▸ Dataset extract:
■ ■ ■
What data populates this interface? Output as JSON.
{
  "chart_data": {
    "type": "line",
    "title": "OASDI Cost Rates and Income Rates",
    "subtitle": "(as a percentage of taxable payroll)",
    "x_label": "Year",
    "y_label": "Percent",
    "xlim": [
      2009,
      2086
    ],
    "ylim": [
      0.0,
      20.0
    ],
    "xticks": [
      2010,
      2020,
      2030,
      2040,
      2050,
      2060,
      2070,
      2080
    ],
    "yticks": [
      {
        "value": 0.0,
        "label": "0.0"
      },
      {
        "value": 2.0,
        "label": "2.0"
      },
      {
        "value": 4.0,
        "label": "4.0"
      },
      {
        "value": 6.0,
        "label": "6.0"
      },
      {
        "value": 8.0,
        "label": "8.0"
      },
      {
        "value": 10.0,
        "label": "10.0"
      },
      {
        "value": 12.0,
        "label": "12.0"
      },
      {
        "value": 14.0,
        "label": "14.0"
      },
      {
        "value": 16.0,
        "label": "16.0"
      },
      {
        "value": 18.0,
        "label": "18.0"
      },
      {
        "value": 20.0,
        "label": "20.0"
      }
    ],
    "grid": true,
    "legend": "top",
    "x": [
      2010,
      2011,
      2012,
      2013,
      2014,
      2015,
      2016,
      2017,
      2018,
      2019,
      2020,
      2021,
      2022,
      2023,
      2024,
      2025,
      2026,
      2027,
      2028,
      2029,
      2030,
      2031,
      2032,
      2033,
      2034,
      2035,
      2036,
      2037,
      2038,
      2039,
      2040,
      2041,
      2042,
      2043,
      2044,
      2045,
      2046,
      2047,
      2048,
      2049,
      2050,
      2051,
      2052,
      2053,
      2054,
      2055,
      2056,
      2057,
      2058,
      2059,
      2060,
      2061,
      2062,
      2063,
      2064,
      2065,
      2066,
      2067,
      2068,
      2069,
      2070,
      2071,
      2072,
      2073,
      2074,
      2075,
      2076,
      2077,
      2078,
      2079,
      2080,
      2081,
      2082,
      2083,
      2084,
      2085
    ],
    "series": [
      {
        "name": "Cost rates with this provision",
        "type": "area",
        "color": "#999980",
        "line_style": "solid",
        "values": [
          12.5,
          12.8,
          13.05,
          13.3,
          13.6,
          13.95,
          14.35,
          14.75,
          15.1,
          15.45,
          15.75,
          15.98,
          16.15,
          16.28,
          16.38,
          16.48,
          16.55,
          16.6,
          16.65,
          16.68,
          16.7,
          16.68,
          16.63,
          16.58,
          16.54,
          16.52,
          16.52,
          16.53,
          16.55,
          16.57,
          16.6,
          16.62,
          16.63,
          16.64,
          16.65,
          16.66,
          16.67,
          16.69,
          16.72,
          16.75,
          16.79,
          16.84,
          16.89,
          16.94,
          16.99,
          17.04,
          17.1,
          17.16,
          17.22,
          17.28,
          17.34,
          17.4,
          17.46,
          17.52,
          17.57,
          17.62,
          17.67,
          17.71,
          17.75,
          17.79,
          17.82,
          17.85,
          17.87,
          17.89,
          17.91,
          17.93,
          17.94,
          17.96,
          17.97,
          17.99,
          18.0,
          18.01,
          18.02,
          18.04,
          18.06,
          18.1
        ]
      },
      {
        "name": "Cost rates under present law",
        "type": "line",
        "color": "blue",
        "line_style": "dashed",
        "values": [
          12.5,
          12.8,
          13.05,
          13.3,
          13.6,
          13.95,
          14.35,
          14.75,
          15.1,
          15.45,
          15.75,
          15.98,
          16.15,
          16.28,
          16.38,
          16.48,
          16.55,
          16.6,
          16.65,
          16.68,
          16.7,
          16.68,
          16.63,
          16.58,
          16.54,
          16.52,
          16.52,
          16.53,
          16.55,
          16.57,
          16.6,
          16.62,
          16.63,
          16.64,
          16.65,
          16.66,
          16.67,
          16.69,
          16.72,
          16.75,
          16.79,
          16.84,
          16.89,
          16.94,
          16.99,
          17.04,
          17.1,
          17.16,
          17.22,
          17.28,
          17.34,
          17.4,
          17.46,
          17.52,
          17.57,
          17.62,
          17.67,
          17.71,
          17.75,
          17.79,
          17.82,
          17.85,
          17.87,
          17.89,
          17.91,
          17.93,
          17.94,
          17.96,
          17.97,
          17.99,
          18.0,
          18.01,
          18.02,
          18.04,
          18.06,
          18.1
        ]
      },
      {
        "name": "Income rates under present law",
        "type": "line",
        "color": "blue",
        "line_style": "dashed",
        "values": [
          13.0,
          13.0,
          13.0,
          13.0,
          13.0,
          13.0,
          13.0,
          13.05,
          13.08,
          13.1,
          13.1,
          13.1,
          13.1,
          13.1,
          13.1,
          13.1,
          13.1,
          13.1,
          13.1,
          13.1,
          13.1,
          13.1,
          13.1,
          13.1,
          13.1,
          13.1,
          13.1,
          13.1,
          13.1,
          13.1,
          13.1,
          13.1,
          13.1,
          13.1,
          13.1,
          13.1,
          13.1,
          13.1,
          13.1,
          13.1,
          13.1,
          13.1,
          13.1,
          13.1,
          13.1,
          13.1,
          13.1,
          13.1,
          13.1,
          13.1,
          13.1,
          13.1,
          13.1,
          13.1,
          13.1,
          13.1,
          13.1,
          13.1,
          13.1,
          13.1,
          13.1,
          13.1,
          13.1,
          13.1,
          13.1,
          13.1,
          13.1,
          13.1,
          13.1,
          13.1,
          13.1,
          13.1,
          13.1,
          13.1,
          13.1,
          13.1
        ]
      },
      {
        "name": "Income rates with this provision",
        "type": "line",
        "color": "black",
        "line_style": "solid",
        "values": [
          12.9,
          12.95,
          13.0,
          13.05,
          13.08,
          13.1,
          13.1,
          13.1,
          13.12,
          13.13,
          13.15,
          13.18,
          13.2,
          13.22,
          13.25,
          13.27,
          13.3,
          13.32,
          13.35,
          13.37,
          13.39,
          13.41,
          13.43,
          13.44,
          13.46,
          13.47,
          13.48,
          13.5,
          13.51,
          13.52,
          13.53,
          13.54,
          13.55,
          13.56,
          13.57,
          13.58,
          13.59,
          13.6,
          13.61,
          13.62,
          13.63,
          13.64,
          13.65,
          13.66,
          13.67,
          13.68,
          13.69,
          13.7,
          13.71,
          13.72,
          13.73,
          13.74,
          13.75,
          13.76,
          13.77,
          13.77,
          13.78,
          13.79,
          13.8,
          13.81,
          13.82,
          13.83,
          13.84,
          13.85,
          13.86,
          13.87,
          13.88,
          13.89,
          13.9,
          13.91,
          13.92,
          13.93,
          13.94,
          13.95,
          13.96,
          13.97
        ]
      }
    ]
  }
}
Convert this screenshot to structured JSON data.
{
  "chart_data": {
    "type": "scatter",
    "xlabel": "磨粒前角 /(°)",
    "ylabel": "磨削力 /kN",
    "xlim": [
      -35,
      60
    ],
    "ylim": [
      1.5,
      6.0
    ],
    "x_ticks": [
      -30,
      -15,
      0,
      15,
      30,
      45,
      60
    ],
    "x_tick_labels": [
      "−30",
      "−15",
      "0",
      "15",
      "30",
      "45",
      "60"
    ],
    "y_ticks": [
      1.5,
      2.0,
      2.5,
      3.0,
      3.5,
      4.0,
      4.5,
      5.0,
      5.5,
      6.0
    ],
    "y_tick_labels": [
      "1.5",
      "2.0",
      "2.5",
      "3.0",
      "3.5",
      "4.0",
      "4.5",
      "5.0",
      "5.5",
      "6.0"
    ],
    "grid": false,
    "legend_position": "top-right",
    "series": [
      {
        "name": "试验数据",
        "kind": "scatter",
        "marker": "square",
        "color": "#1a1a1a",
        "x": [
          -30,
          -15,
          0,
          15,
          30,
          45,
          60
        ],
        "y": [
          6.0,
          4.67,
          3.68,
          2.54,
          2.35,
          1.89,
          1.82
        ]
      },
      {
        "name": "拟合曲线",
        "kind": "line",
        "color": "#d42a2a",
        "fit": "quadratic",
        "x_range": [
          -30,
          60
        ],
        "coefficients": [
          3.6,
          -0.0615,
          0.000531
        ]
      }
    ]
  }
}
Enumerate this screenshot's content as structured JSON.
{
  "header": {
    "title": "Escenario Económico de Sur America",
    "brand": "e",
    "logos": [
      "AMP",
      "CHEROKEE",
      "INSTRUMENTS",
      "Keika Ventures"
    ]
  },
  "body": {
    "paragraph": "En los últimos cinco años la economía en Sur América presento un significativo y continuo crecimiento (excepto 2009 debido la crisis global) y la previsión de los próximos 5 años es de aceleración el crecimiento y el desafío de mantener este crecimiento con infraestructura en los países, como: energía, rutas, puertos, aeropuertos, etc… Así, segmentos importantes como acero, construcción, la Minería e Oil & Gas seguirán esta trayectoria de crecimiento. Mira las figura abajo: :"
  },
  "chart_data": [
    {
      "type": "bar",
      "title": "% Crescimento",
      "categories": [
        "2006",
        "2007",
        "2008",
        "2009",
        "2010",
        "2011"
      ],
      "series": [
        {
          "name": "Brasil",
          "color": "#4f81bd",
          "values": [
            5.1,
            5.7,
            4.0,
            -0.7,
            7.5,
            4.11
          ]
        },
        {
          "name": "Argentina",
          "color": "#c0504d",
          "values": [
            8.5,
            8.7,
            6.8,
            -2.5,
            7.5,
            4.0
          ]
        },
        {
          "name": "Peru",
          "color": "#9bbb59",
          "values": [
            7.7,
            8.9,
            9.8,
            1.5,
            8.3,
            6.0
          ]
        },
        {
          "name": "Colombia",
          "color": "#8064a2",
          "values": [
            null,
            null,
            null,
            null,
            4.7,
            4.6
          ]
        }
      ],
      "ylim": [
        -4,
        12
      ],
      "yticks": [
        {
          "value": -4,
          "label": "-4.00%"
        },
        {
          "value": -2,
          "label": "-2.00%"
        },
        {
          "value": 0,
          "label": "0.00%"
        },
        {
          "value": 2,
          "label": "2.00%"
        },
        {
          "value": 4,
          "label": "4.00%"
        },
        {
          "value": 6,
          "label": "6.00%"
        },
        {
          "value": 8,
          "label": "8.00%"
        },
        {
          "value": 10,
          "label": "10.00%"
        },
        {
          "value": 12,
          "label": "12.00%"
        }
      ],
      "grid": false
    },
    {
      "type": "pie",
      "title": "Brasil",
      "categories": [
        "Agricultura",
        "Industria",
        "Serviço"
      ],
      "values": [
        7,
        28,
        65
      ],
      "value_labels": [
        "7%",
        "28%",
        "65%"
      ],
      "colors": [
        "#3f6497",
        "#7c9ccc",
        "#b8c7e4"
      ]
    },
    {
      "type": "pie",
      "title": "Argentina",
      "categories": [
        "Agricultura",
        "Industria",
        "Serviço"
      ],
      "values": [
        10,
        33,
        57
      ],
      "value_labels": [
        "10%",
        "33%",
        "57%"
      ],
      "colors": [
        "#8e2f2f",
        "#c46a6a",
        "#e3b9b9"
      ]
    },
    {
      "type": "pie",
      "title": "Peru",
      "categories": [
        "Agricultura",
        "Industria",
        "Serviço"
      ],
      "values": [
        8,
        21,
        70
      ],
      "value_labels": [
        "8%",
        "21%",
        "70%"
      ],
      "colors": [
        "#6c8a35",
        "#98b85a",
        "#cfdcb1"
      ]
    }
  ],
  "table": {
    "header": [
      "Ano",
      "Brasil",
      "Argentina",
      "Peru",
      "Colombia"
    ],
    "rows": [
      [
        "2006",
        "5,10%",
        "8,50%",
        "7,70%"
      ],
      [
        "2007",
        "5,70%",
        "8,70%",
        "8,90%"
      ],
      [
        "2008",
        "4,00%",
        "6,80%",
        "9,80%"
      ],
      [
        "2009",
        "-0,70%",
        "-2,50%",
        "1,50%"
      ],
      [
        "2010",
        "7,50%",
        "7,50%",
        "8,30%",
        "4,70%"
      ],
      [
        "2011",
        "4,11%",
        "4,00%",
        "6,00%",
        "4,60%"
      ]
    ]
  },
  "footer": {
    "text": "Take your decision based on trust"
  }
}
■ ■ ■
Identify the lines in the entries above that contain "Income", then copy them out.

    "title": "OASDI Cost Rates and Income Rates",
        "name": "Income rates under present law",
        "name": "Income rates with this provision",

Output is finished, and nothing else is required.